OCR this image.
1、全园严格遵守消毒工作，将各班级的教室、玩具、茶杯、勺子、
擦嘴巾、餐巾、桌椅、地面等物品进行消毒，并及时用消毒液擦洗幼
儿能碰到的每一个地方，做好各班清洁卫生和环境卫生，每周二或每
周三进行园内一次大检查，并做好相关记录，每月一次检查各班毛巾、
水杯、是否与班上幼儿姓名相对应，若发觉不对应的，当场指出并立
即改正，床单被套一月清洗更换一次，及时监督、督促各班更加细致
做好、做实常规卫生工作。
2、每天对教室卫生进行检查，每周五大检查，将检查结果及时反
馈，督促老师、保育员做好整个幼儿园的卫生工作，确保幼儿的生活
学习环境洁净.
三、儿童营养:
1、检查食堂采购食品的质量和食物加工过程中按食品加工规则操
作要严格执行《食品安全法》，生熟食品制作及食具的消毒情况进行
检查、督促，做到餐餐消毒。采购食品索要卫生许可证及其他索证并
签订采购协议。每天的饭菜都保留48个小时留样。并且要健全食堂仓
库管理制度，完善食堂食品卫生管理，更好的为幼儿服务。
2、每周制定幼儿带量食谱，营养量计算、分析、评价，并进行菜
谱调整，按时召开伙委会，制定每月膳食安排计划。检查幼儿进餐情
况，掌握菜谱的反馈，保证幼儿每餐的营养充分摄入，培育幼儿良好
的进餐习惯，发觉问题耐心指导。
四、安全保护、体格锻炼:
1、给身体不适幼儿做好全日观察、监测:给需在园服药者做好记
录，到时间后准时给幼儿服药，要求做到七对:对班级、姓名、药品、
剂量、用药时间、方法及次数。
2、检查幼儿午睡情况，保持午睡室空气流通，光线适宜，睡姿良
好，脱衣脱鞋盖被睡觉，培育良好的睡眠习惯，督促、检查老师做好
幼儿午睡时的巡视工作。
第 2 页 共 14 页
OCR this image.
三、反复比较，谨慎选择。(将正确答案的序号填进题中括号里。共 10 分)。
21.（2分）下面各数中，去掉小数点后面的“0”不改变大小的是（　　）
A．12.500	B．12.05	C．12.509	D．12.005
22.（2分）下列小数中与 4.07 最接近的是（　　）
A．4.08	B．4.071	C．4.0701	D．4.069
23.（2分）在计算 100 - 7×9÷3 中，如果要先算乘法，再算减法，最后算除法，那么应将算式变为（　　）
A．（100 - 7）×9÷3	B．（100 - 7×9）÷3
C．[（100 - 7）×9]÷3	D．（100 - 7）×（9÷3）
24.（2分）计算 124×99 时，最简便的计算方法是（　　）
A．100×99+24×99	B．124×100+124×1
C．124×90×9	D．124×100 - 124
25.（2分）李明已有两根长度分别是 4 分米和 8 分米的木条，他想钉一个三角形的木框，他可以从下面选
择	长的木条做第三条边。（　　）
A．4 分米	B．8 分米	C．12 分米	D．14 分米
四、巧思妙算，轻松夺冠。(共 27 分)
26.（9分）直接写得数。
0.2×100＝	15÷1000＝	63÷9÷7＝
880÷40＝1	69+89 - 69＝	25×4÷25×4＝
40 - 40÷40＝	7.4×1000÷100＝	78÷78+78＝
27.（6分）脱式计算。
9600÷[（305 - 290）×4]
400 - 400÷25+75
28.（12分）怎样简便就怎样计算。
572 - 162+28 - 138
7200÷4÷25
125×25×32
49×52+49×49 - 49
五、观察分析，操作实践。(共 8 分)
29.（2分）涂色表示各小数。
________
# DIRECTIONS
Repeat every line of the data, exactly and in full.

# OUTPUT OF THE EXERCISE
OCR this image.
1、全园严格遵守消毒工作，将各班级的教室、玩具、茶杯、勺子、
擦嘴巾、餐巾、桌椅、地面等物品进行消毒，并及时用消毒液擦洗幼
儿能碰到的每一个地方，做好各班清洁卫生和环境卫生，每周二或每
周三进行园内一次大检查，并做好相关记录，每月一次检查各班毛巾、
水杯、是否与班上幼儿姓名相对应，若发觉不对应的，当场指出并立
即改正，床单被套一月清洗更换一次，及时监督、督促各班更加细致
做好、做实常规卫生工作。
2、每天对教室卫生进行检查，每周五大检查，将检查结果及时反
馈，督促老师、保育员做好整个幼儿园的卫生工作，确保幼儿的生活
学习环境洁净.
三、儿童营养:
1、检查食堂采购食品的质量和食物加工过程中按食品加工规则操
作要严格执行《食品安全法》，生熟食品制作及食具的消毒情况进行
检查、督促，做到餐餐消毒。采购食品索要卫生许可证及其他索证并
签订采购协议。每天的饭菜都保留48个小时留样。并且要健全食堂仓
库管理制度，完善食堂食品卫生管理，更好的为幼儿服务。
2、每周制定幼儿带量食谱，营养量计算、分析、评价，并进行菜
谱调整，按时召开伙委会，制定每月膳食安排计划。检查幼儿进餐情
况，掌握菜谱的反馈，保证幼儿每餐的营养充分摄入，培育幼儿良好
的进餐习惯，发觉问题耐心指导。
四、安全保护、体格锻炼:
1、给身体不适幼儿做好全日观察、监测:给需在园服药者做好记
录，到时间后准时给幼儿服药，要求做到七对:对班级、姓名、药品、
剂量、用药时间、方法及次数。
2、检查幼儿午睡情况，保持午睡室空气流通，光线适宜，睡姿良
好，脱衣脱鞋盖被睡觉，培育良好的睡眠习惯，督促、检查老师做好
幼儿午睡时的巡视工作。
第 2 页 共 14 页
OCR this image.
三、反复比较，谨慎选择。(将正确答案的序号填进题中括号里。共 10 分)。
21.（2分）下面各数中，去掉小数点后面的“0”不改变大小的是（　　）
A．12.500	B．12.05	C．12.509	D．12.005
22.（2分）下列小数中与 4.07 最接近的是（　　）
A．4.08	B．4.071	C．4.0701	D．4.069
23.（2分）在计算 100 - 7×9÷3 中，如果要先算乘法，再算减法，最后算除法，那么应将算式变为（　　）
A．（100 - 7）×9÷3	B．（100 - 7×9）÷3
C．[（100 - 7）×9]÷3	D．（100 - 7）×（9÷3）
24.（2分）计算 124×99 时，最简便的计算方法是（　　）
A．100×99+24×99	B．124×100+124×1
C．124×90×9	D．124×100 - 124
25.（2分）李明已有两根长度分别是 4 分米和 8 分米的木条，他想钉一个三角形的木框，他可以从下面选
择	长的木条做第三条边。（　　）
A．4 分米	B．8 分米	C．12 分米	D．14 分米
四、巧思妙算，轻松夺冠。(共 27 分)
26.（9分）直接写得数。
0.2×100＝	15÷1000＝	63÷9÷7＝
880÷40＝1	69+89 - 69＝	25×4÷25×4＝
40 - 40÷40＝	7.4×1000÷100＝	78÷78+78＝
27.（6分）脱式计算。
9600÷[（305 - 290）×4]
400 - 400÷25+75
28.（12分）怎样简便就怎样计算。
572 - 162+28 - 138
7200÷4÷25
125×25×32
49×52+49×49 - 49
五、观察分析，操作实践。(共 8 分)
29.（2分）涂色表示各小数。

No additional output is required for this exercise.